● **EXERCISE TASK**
Copy out the entries exactly, from the first line to the last.
— start ENTRIES SUPPLIED —
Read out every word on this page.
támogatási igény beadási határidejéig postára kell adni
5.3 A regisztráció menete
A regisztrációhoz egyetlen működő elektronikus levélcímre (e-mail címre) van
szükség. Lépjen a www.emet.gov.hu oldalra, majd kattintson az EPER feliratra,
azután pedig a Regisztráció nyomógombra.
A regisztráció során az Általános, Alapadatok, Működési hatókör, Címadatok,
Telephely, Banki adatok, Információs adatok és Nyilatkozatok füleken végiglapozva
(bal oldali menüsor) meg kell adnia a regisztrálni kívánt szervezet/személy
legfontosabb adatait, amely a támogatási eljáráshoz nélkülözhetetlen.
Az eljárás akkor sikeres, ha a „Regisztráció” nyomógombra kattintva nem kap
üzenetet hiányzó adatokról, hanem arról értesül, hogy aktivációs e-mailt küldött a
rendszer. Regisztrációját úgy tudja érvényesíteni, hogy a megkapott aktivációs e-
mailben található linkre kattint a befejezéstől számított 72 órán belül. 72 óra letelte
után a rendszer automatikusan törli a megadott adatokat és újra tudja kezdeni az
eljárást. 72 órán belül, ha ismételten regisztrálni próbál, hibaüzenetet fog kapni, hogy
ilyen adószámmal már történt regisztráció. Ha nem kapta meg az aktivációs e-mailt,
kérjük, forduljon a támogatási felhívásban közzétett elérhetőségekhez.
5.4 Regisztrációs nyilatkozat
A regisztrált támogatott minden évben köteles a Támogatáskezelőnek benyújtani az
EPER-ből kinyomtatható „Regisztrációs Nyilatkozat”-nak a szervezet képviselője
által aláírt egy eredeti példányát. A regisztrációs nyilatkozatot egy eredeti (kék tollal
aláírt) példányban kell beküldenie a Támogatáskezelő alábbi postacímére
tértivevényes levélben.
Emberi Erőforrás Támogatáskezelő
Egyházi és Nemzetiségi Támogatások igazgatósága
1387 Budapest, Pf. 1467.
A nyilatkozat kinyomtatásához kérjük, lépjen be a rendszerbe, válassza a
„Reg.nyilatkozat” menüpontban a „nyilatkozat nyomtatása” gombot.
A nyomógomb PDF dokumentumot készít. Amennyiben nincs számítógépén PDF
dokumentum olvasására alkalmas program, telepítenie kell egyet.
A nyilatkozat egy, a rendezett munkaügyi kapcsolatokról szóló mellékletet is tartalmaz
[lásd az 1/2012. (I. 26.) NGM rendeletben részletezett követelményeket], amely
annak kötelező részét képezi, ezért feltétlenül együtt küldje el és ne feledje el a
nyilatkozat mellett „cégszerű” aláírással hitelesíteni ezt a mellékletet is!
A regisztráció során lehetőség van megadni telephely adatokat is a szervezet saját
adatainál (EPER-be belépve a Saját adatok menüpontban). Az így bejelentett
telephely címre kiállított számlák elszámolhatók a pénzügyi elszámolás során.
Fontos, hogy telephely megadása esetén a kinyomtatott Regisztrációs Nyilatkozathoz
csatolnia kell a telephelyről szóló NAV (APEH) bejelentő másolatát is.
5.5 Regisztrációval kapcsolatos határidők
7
— end ENTRIES SUPPLIED —
● **RESULT OF THIS EXERCISE**
Read out every word on this page.
támogatási igény beadási határidejéig postára kell adni
5.3 A regisztráció menete
A regisztrációhoz egyetlen működő elektronikus levélcímre (e-mail címre) van
szükség. Lépjen a www.emet.gov.hu oldalra, majd kattintson az EPER feliratra,
azután pedig a Regisztráció nyomógombra.
A regisztráció során az Általános, Alapadatok, Működési hatókör, Címadatok,
Telephely, Banki adatok, Információs adatok és Nyilatkozatok füleken végiglapozva
(bal oldali menüsor) meg kell adnia a regisztrálni kívánt szervezet/személy
legfontosabb adatait, amely a támogatási eljáráshoz nélkülözhetetlen.
Az eljárás akkor sikeres, ha a „Regisztráció” nyomógombra kattintva nem kap
üzenetet hiányzó adatokról, hanem arról értesül, hogy aktivációs e-mailt küldött a
rendszer. Regisztrációját úgy tudja érvényesíteni, hogy a megkapott aktivációs e-
mailben található linkre kattint a befejezéstől számított 72 órán belül. 72 óra letelte
után a rendszer automatikusan törli a megadott adatokat és újra tudja kezdeni az
eljárást. 72 órán belül, ha ismételten regisztrálni próbál, hibaüzenetet fog kapni, hogy
ilyen adószámmal már történt regisztráció. Ha nem kapta meg az aktivációs e-mailt,
kérjük, forduljon a támogatási felhívásban közzétett elérhetőségekhez.
5.4 Regisztrációs nyilatkozat
A regisztrált támogatott minden évben köteles a Támogatáskezelőnek benyújtani az
EPER-ből kinyomtatható „Regisztrációs Nyilatkozat”-nak a szervezet képviselője
által aláírt egy eredeti példányát. A regisztrációs nyilatkozatot egy eredeti (kék tollal
aláírt) példányban kell beküldenie a Támogatáskezelő alábbi postacímére
tértivevényes levélben.
Emberi Erőforrás Támogatáskezelő
Egyházi és Nemzetiségi Támogatások igazgatósága
1387 Budapest, Pf. 1467.
A nyilatkozat kinyomtatásához kérjük, lépjen be a rendszerbe, válassza a
„Reg.nyilatkozat” menüpontban a „nyilatkozat nyomtatása” gombot.
A nyomógomb PDF dokumentumot készít. Amennyiben nincs számítógépén PDF
dokumentum olvasására alkalmas program, telepítenie kell egyet.
A nyilatkozat egy, a rendezett munkaügyi kapcsolatokról szóló mellékletet is tartalmaz
[lásd az 1/2012. (I. 26.) NGM rendeletben részletezett követelményeket], amely
annak kötelező részét képezi, ezért feltétlenül együtt küldje el és ne feledje el a
nyilatkozat mellett „cégszerű” aláírással hitelesíteni ezt a mellékletet is!
A regisztráció során lehetőség van megadni telephely adatokat is a szervezet saját
adatainál (EPER-be belépve a Saját adatok menüpontban). Az így bejelentett
telephely címre kiállított számlák elszámolhatók a pénzügyi elszámolás során.
Fontos, hogy telephely megadása esetén a kinyomtatott Regisztrációs Nyilatkozathoz
csatolnia kell a telephelyről szóló NAV (APEH) bejelentő másolatát is.
5.5 Regisztrációval kapcsolatos határidők
7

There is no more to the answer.